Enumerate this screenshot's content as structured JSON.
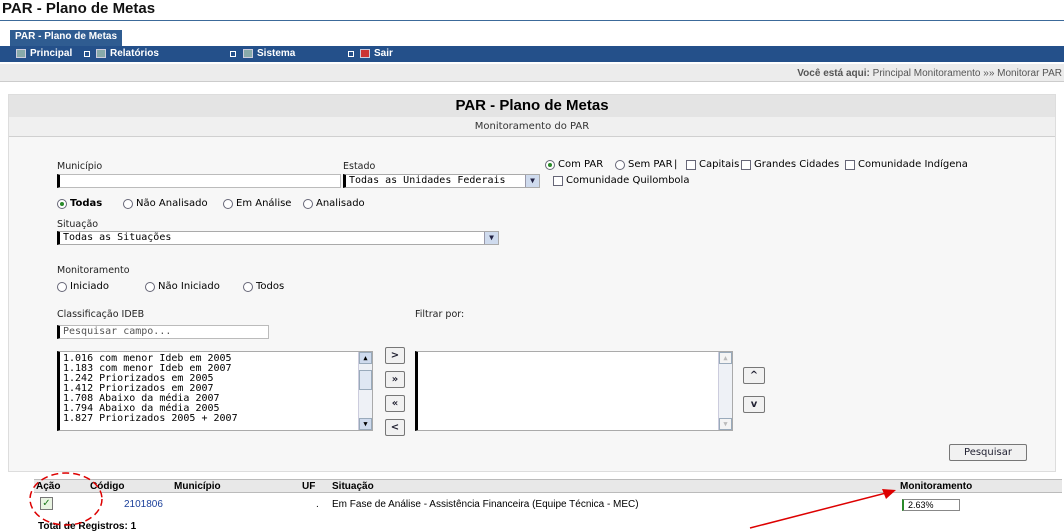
{
  "app_title": "PAR - Plano de Metas",
  "tab_label": "PAR - Plano de Metas",
  "menu": {
    "principal": "Principal",
    "relatorios": "Relatórios",
    "sistema": "Sistema",
    "sair": "Sair"
  },
  "breadcrumb": {
    "prefix": "Você está aqui:",
    "path": "Principal Monitoramento »» Monitorar PAR"
  },
  "panel": {
    "title": "PAR - Plano de Metas",
    "subtitle": "Monitoramento do PAR"
  },
  "filters": {
    "municipio_label": "Município",
    "municipio_value": "",
    "estado_label": "Estado",
    "estado_value": "Todas as Unidades Federais",
    "com_par": "Com PAR",
    "sem_par": "Sem PAR",
    "sep": "|",
    "capitais": "Capitais",
    "grandes_cidades": "Grandes Cidades",
    "comunidade_indigena": "Comunidade Indígena",
    "comunidade_quilombola": "Comunidade Quilombola",
    "status_todas": "Todas",
    "status_nao_analisado": "Não Analisado",
    "status_em_analise": "Em Análise",
    "status_analisado": "Analisado",
    "situacao_label": "Situação",
    "situacao_value": "Todas as Situações",
    "monitoramento_label": "Monitoramento",
    "mon_iniciado": "Iniciado",
    "mon_nao_iniciado": "Não Iniciado",
    "mon_todos": "Todos",
    "ideb_label": "Classificação IDEB",
    "search_placeholder": "Pesquisar campo...",
    "filtrar_por_label": "Filtrar por:",
    "ideb_options": [
      "1.016 com menor Ideb em 2005",
      "1.183 com menor Ideb em 2007",
      "1.242 Priorizados em 2005",
      "1.412 Priorizados em 2007",
      "1.708 Abaixo da média 2007",
      "1.794 Abaixo da média 2005",
      "1.827 Priorizados 2005 + 2007"
    ],
    "btn_move_one": ">",
    "btn_move_all": "»",
    "btn_remove_all": "«",
    "btn_remove_one": "<",
    "btn_up": "^",
    "btn_down": "v",
    "pesquisar_label": "Pesquisar"
  },
  "table": {
    "headers": {
      "acao": "Ação",
      "codigo": "Código",
      "municipio": "Município",
      "uf": "UF",
      "situacao": "Situação",
      "monitoramento": "Monitoramento"
    },
    "rows": [
      {
        "codigo": "2101806",
        "municipio": "",
        "uf": ".",
        "situacao": "Em Fase de Análise - Assistência Financeira (Equipe Técnica - MEC)",
        "monitoramento": "2.63%"
      }
    ],
    "total": "Total de Registros: 1"
  }
}
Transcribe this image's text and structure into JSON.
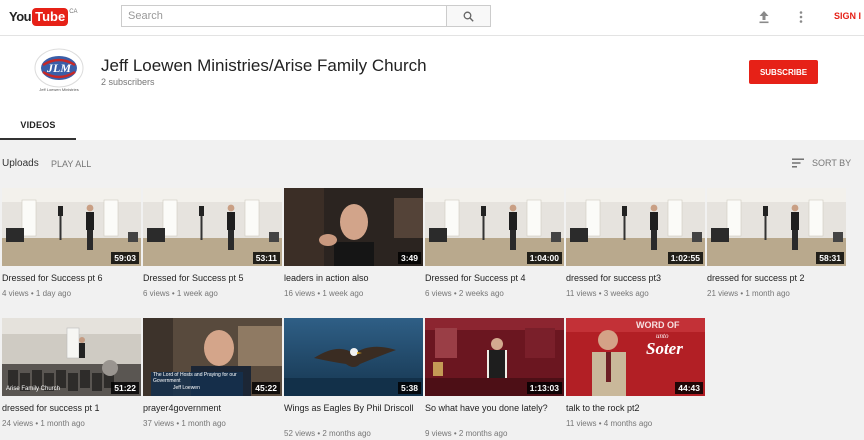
{
  "masthead": {
    "logo_you": "You",
    "logo_tube": "Tube",
    "logo_region": "CA",
    "search_placeholder": "Search",
    "sign_in": "SIGN I"
  },
  "channel": {
    "title": "Jeff Loewen Ministries/Arise Family Church",
    "subscribers": "2 subscribers",
    "subscribe_label": "SUBSCRIBE",
    "avatar_text": "JLM",
    "avatar_caption": "Jeff Loewen Ministries",
    "tab_videos": "VIDEOS"
  },
  "section": {
    "uploads": "Uploads",
    "play_all": "PLAY ALL",
    "sort_by": "SORT BY"
  },
  "videos": [
    {
      "title": "Dressed for Success pt 6",
      "meta": "4 views • 1 day ago",
      "duration": "59:03",
      "thumb": "hall-speaker"
    },
    {
      "title": "Dressed for Success pt 5",
      "meta": "6 views • 1 week ago",
      "duration": "53:11",
      "thumb": "hall-speaker"
    },
    {
      "title": "leaders in action also",
      "meta": "16 views • 1 week ago",
      "duration": "3:49",
      "thumb": "selfie-man"
    },
    {
      "title": "Dressed for Success pt 4",
      "meta": "6 views • 2 weeks ago",
      "duration": "1:04:00",
      "thumb": "hall-speaker"
    },
    {
      "title": "dressed for success pt3",
      "meta": "11 views • 3 weeks ago",
      "duration": "1:02:55",
      "thumb": "hall-speaker"
    },
    {
      "title": "dressed for success pt 2",
      "meta": "21 views • 1 month ago",
      "duration": "58:31",
      "thumb": "hall-speaker"
    },
    {
      "title": "dressed for success pt 1",
      "meta": "24 views • 1 month ago",
      "duration": "51:22",
      "thumb": "hall-audience",
      "overlay": "Arise Family Church"
    },
    {
      "title": "prayer4government",
      "meta": "37 views • 1 month ago",
      "duration": "45:22",
      "thumb": "office-man",
      "overlay": "The Lord of Hosts and Praying for our Government",
      "overlay2": "Jeff Loewen"
    },
    {
      "title": "Wings as Eagles By Phil Driscoll",
      "meta": "52 views • 2 months ago",
      "duration": "5:38",
      "thumb": "eagle"
    },
    {
      "title": "So what have you done lately?",
      "meta": "9 views • 2 months ago",
      "duration": "1:13:03",
      "thumb": "stage-man"
    },
    {
      "title": "talk to the rock pt2",
      "meta": "11 views • 4 months ago",
      "duration": "44:43",
      "thumb": "soter-man",
      "overlay": "Soter",
      "overlay2": "WORD OF",
      "overlay3": "unto"
    }
  ]
}
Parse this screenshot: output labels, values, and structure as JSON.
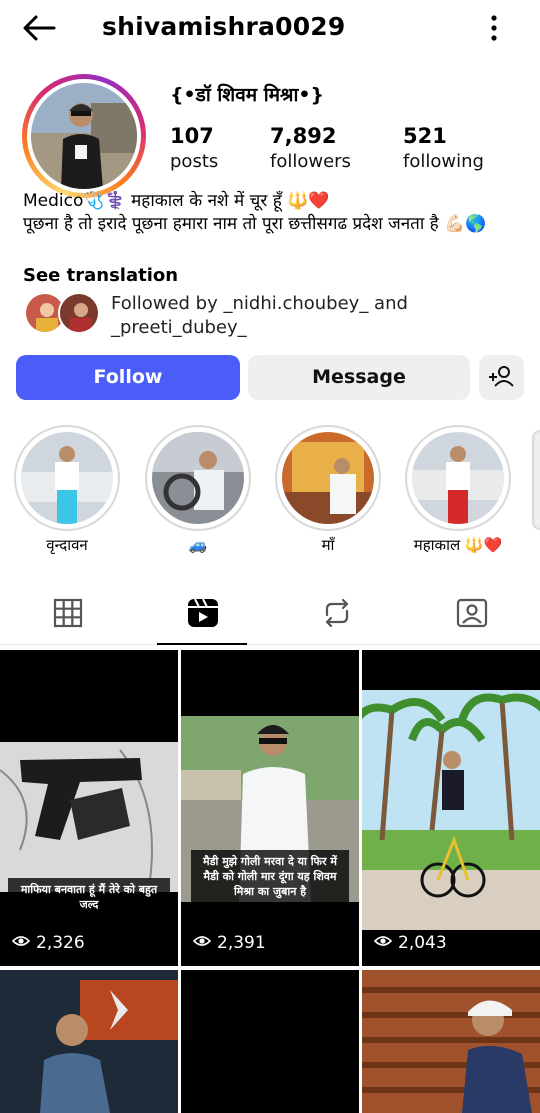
{
  "header": {
    "username": "shivamishra0029"
  },
  "profile": {
    "display_name": "{•डॉ शिवम मिश्रा•}",
    "stats": [
      {
        "value": "107",
        "label": "posts"
      },
      {
        "value": "7,892",
        "label": "followers"
      },
      {
        "value": "521",
        "label": "following"
      }
    ],
    "bio_line1": "Medico🩺⚕️  महाकाल के नशे में चूर हूँ 🔱❤️",
    "bio_line2": "पूछना है तो इरादे पूछना हमारा नाम तो पूरा छत्तीसगढ प्रदेश जनता है 💪🏻🌎",
    "see_translation": "See translation",
    "followed_by": "Followed by _nidhi.choubey_ and _preeti_dubey_"
  },
  "actions": {
    "follow": "Follow",
    "message": "Message"
  },
  "highlights": [
    {
      "label": "वृन्दावन"
    },
    {
      "label": "🚙"
    },
    {
      "label": "माँ"
    },
    {
      "label": "महाकाल 🔱❤️"
    }
  ],
  "tabs": [
    "grid-icon",
    "reels-icon",
    "reposts-icon",
    "tagged-icon"
  ],
  "posts": [
    {
      "views": "2,326",
      "caption": "माफिया बनवाता हूं मैं तेरे को बहुत जल्द"
    },
    {
      "views": "2,391",
      "caption": "मैडी मुझे गोली मरवा दे या फिर में मैडी को गोली मार दूंगा यह शिवम मिश्रा का जुबान है"
    },
    {
      "views": "2,043",
      "caption": ""
    }
  ],
  "colors": {
    "follow_button": "#4a5df9",
    "secondary_button": "#efefef"
  }
}
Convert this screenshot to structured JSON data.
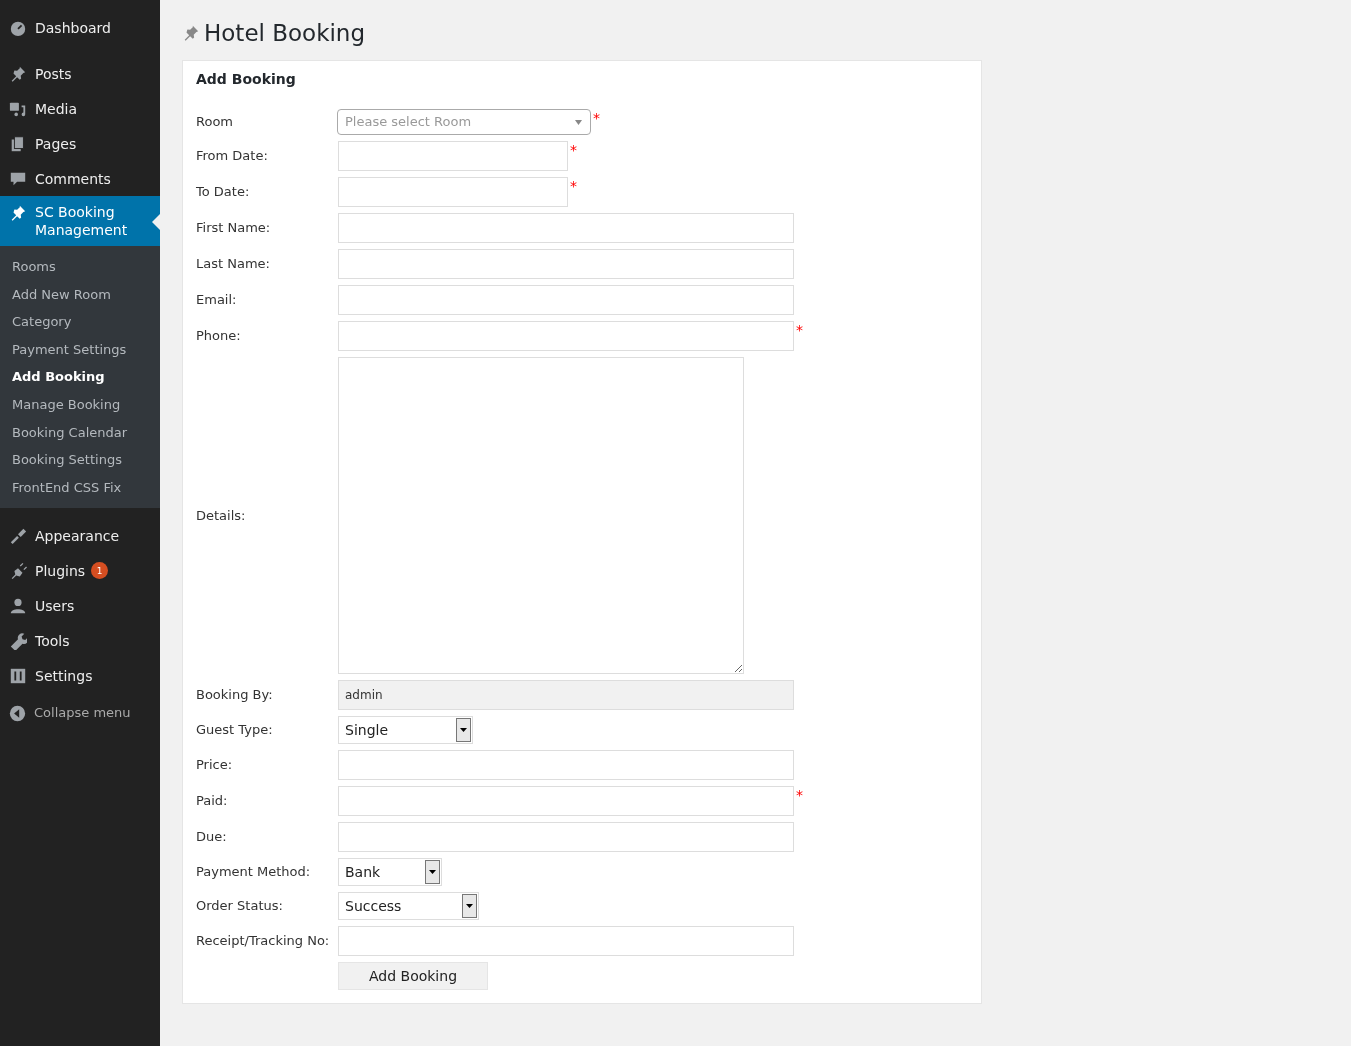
{
  "sidebar": {
    "items": [
      {
        "label": "Dashboard",
        "selected": false
      },
      {
        "label": "Posts",
        "selected": false
      },
      {
        "label": "Media",
        "selected": false
      },
      {
        "label": "Pages",
        "selected": false
      },
      {
        "label": "Comments",
        "selected": false
      },
      {
        "label": "SC Booking Management",
        "selected": true,
        "submenu": [
          {
            "label": "Rooms",
            "selected": false
          },
          {
            "label": "Add New Room",
            "selected": false
          },
          {
            "label": "Category",
            "selected": false
          },
          {
            "label": "Payment Settings",
            "selected": false
          },
          {
            "label": "Add Booking",
            "selected": true
          },
          {
            "label": "Manage Booking",
            "selected": false
          },
          {
            "label": "Booking Calendar",
            "selected": false
          },
          {
            "label": "Booking Settings",
            "selected": false
          },
          {
            "label": "FrontEnd CSS Fix",
            "selected": false
          }
        ]
      },
      {
        "label": "Appearance",
        "selected": false
      },
      {
        "label": "Plugins",
        "selected": false,
        "badge": "1"
      },
      {
        "label": "Users",
        "selected": false
      },
      {
        "label": "Tools",
        "selected": false
      },
      {
        "label": "Settings",
        "selected": false
      }
    ],
    "collapse": "Collapse menu"
  },
  "page_title": "Hotel Booking",
  "form": {
    "title": "Add Booking",
    "fields": [
      {
        "label": "Room",
        "kind": "combo",
        "placeholder": "Please select Room",
        "marker": "*"
      },
      {
        "label": "From Date:",
        "kind": "text",
        "marker": "*"
      },
      {
        "label": "To Date:",
        "kind": "text",
        "marker": "*"
      },
      {
        "label": "First Name:",
        "kind": "text"
      },
      {
        "label": "Last Name:",
        "kind": "text"
      },
      {
        "label": "Email:",
        "kind": "text"
      },
      {
        "label": "Phone:",
        "kind": "text",
        "marker": "*"
      },
      {
        "label": "Details:",
        "kind": "textarea"
      },
      {
        "label": "Booking By:",
        "kind": "readonly",
        "value": "admin"
      },
      {
        "label": "Guest Type:",
        "kind": "select",
        "value": "Single"
      },
      {
        "label": "Price:",
        "kind": "text"
      },
      {
        "label": "Paid:",
        "kind": "text",
        "marker": "*"
      },
      {
        "label": "Due:",
        "kind": "text"
      },
      {
        "label": "Payment Method:",
        "kind": "select",
        "value": "Bank"
      },
      {
        "label": "Order Status:",
        "kind": "select",
        "value": "Success"
      },
      {
        "label": "Receipt/Tracking No:",
        "kind": "text"
      }
    ],
    "submit": "Add Booking"
  }
}
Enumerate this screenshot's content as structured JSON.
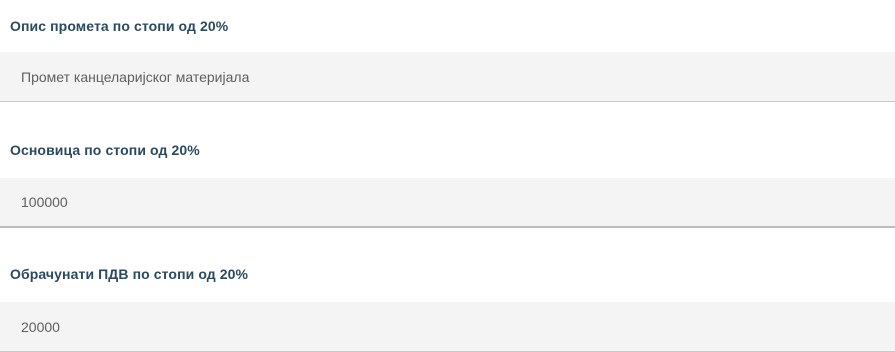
{
  "form": {
    "fields": [
      {
        "label": "Опис промета по стопи од 20%",
        "value": "Промет канцеларијског материјала"
      },
      {
        "label": "Основица по стопи од 20%",
        "value": "100000"
      },
      {
        "label": "Обрачунати ПДВ по стопи од 20%",
        "value": "20000"
      }
    ]
  },
  "colors": {
    "label": "#2b4a60",
    "input_background": "#f4f4f4",
    "input_text": "#5f5f5f",
    "input_border": "#c9c9c9"
  }
}
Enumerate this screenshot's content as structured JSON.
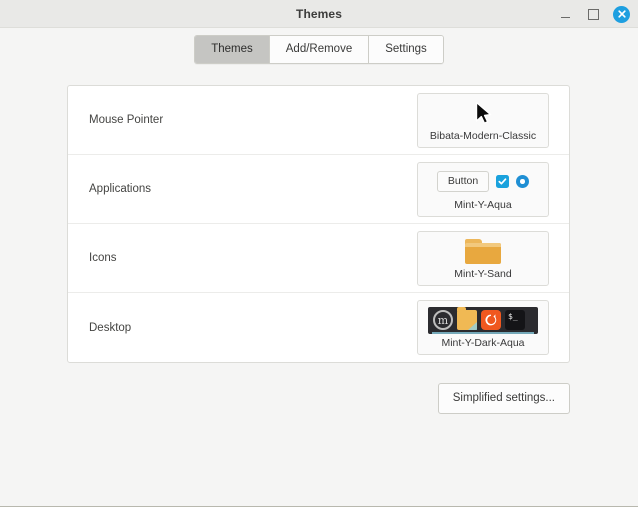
{
  "window": {
    "title": "Themes",
    "controls": {
      "minimize": "minimize",
      "maximize": "maximize",
      "close": "close"
    },
    "close_color": "#1e9fe0"
  },
  "tabs": [
    {
      "label": "Themes",
      "active": true
    },
    {
      "label": "Add/Remove",
      "active": false
    },
    {
      "label": "Settings",
      "active": false
    }
  ],
  "rows": [
    {
      "label": "Mouse Pointer",
      "value": "Bibata-Modern-Classic",
      "preview": "cursor-arrow"
    },
    {
      "label": "Applications",
      "value": "Mint-Y-Aqua",
      "preview": "widget-sample",
      "widgets": {
        "button_label": "Button",
        "checkbox_checked": true,
        "radio_selected": true,
        "accent_color": "#1aa2dd"
      }
    },
    {
      "label": "Icons",
      "value": "Mint-Y-Sand",
      "preview": "folder-icon",
      "folder_color": "#e8a83f"
    },
    {
      "label": "Desktop",
      "value": "Mint-Y-Dark-Aqua",
      "preview": "panel-strip",
      "panel": {
        "background": "#2b2b2f",
        "accent_color": "#8fd4e8",
        "icons": [
          "mint-logo",
          "folder",
          "firefox",
          "terminal"
        ],
        "mint_glyph": "m",
        "terminal_glyph": "$_"
      }
    }
  ],
  "footer": {
    "simplified_settings_label": "Simplified settings..."
  }
}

━━━━━━━━━━━━━━━━━━━━

What needs to be done - Of the lines above, copy each that contains "Metas".

Solution below -
  "app_title": "PAR - Plano de Metas",
  "tab_label": "PAR - Plano de Metas",
    "title": "PAR - Plano de Metas",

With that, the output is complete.